STATED TASK: The records below must be written out exactly, with every picture left behind.

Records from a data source
◆ ◆ ◆

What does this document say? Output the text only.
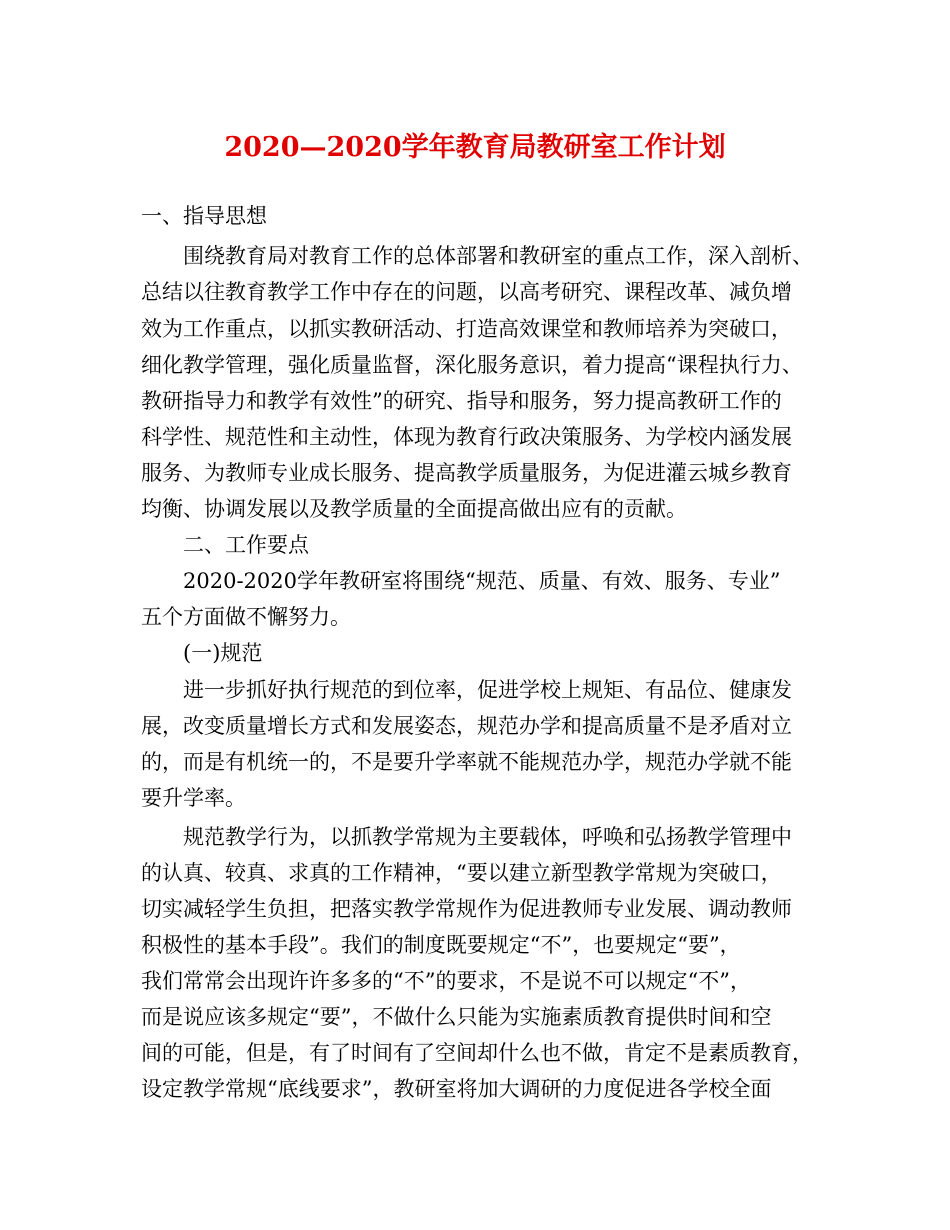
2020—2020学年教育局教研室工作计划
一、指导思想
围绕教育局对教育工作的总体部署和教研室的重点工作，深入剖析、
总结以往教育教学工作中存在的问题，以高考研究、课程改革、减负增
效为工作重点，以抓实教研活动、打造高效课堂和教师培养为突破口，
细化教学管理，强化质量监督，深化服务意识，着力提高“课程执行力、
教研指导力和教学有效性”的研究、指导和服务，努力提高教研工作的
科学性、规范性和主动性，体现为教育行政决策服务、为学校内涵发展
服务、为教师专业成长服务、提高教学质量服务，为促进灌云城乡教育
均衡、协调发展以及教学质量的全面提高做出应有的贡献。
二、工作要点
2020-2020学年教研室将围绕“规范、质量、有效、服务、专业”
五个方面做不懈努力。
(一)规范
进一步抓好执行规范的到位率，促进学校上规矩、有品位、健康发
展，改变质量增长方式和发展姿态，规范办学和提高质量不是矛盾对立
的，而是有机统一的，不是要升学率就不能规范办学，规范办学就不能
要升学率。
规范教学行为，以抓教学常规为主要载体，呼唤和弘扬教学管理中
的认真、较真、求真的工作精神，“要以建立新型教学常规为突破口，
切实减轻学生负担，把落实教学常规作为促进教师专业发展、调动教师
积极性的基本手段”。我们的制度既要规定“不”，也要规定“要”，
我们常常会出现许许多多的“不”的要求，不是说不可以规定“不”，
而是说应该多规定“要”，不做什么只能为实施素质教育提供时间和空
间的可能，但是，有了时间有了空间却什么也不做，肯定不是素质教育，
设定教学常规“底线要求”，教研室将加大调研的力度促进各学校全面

◆ ◆ ◆

RESULT OF THE EXERCISE:
What does this document say? Output the text only.
2020—2020学年教育局教研室工作计划
一、指导思想
围绕教育局对教育工作的总体部署和教研室的重点工作，深入剖析、
总结以往教育教学工作中存在的问题，以高考研究、课程改革、减负增
效为工作重点，以抓实教研活动、打造高效课堂和教师培养为突破口，
细化教学管理，强化质量监督，深化服务意识，着力提高“课程执行力、
教研指导力和教学有效性”的研究、指导和服务，努力提高教研工作的
科学性、规范性和主动性，体现为教育行政决策服务、为学校内涵发展
服务、为教师专业成长服务、提高教学质量服务，为促进灌云城乡教育
均衡、协调发展以及教学质量的全面提高做出应有的贡献。
二、工作要点
2020-2020学年教研室将围绕“规范、质量、有效、服务、专业”
五个方面做不懈努力。
(一)规范
进一步抓好执行规范的到位率，促进学校上规矩、有品位、健康发
展，改变质量增长方式和发展姿态，规范办学和提高质量不是矛盾对立
的，而是有机统一的，不是要升学率就不能规范办学，规范办学就不能
要升学率。
规范教学行为，以抓教学常规为主要载体，呼唤和弘扬教学管理中
的认真、较真、求真的工作精神，“要以建立新型教学常规为突破口，
切实减轻学生负担，把落实教学常规作为促进教师专业发展、调动教师
积极性的基本手段”。我们的制度既要规定“不”，也要规定“要”，
我们常常会出现许许多多的“不”的要求，不是说不可以规定“不”，
而是说应该多规定“要”，不做什么只能为实施素质教育提供时间和空
间的可能，但是，有了时间有了空间却什么也不做，肯定不是素质教育，
设定教学常规“底线要求”，教研室将加大调研的力度促进各学校全面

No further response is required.